(Work to complete) Only the number is wanted: count the lines that include the word "Richters".

(Data to process)
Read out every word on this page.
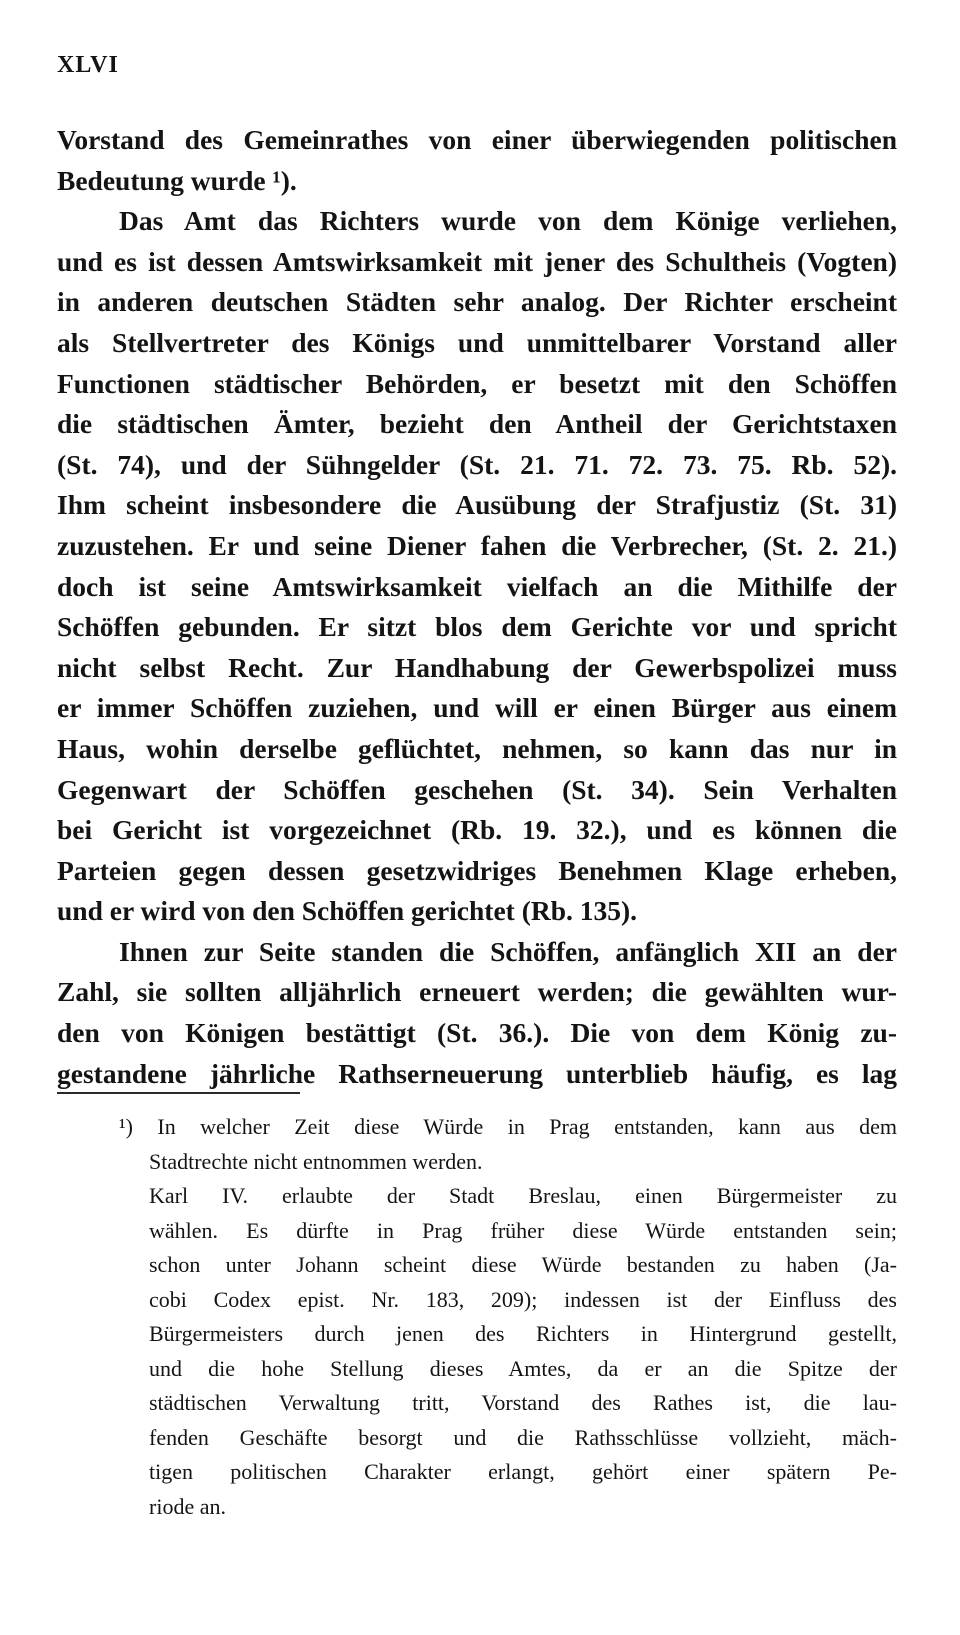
XLVI
Vorstand des Gemeinrathes von einer überwiegenden politischen
Bedeutung wurde ¹).
Das Amt das Richters wurde von dem Könige verliehen,
und es ist dessen Amtswirksamkeit mit jener des Schultheis (Vogten)
in anderen deutschen Städten sehr analog. Der Richter erscheint
als Stellvertreter des Königs und unmittelbarer Vorstand aller
Functionen städtischer Behörden, er besetzt mit den Schöffen
die städtischen Ämter, bezieht den Antheil der Gerichtstaxen
(St. 74), und der Sühngelder (St. 21. 71. 72. 73. 75. Rb. 52).
Ihm scheint insbesondere die Ausübung der Strafjustiz (St. 31)
zuzustehen. Er und seine Diener fahen die Verbrecher, (St. 2. 21.)
doch ist seine Amtswirksamkeit vielfach an die Mithilfe der
Schöffen gebunden. Er sitzt blos dem Gerichte vor und spricht
nicht selbst Recht. Zur Handhabung der Gewerbspolizei muss
er immer Schöffen zuziehen, und will er einen Bürger aus einem
Haus, wohin derselbe geflüchtet, nehmen, so kann das nur in
Gegenwart der Schöffen geschehen (St. 34). Sein Verhalten
bei Gericht ist vorgezeichnet (Rb. 19. 32.), und es können die
Parteien gegen dessen gesetzwidriges Benehmen Klage erheben,
und er wird von den Schöffen gerichtet (Rb. 135).
Ihnen zur Seite standen die Schöffen, anfänglich XII an der
Zahl, sie sollten alljährlich erneuert werden; die gewählten wur-
den von Königen bestättigt (St. 36.). Die von dem König zu-
gestandene jährliche Rathserneuerung unterblieb häufig, es lag
¹) In welcher Zeit diese Würde in Prag entstanden, kann aus dem
Stadtrechte nicht entnommen werden.
Karl IV. erlaubte der Stadt Breslau, einen Bürgermeister zu
wählen. Es dürfte in Prag früher diese Würde entstanden sein;
schon unter Johann scheint diese Würde bestanden zu haben (Ja-
cobi Codex epist. Nr. 183, 209); indessen ist der Einfluss des
Bürgermeisters durch jenen des Richters in Hintergrund gestellt,
und die hohe Stellung dieses Amtes, da er an die Spitze der
städtischen Verwaltung tritt, Vorstand des Rathes ist, die lau-
fenden Geschäfte besorgt und die Rathsschlüsse vollzieht, mäch-
tigen politischen Charakter erlangt, gehört einer spätern Pe-
riode an.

(Answer in full) 2